▶ Problem requirements
Exactly as they appear, copy the lines of the listing from the one containing "Decode this image" through the final line, both included, and nothing else.

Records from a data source

— Begin —

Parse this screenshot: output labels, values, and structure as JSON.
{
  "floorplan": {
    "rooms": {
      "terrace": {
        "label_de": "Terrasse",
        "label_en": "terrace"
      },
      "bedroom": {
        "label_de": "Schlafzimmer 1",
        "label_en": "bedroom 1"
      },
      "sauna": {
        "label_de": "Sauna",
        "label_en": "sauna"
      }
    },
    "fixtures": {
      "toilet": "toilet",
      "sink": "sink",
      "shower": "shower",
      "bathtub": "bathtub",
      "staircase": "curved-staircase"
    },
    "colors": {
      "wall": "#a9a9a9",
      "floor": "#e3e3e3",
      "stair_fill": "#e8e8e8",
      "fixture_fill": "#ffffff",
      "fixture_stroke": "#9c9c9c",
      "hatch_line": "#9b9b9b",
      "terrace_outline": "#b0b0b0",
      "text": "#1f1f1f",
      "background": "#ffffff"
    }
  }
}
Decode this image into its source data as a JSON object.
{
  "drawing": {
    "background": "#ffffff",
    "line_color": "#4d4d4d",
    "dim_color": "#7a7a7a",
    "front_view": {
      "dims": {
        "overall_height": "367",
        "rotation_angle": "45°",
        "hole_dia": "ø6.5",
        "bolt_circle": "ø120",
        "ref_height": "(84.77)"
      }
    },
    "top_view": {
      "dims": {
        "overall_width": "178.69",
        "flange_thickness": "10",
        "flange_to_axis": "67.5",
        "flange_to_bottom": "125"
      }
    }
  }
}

— End —

▶ The solution
Decode this image into its source data as a JSON object.
{
  "drawing": {
    "background": "#ffffff",
    "line_color": "#4d4d4d",
    "dim_color": "#7a7a7a",
    "front_view": {
      "dims": {
        "overall_height": "367",
        "rotation_angle": "45°",
        "hole_dia": "ø6.5",
        "bolt_circle": "ø120",
        "ref_height": "(84.77)"
      }
    },
    "top_view": {
      "dims": {
        "overall_width": "178.69",
        "flange_thickness": "10",
        "flange_to_axis": "67.5",
        "flange_to_bottom": "125"
      }
    }
  }
}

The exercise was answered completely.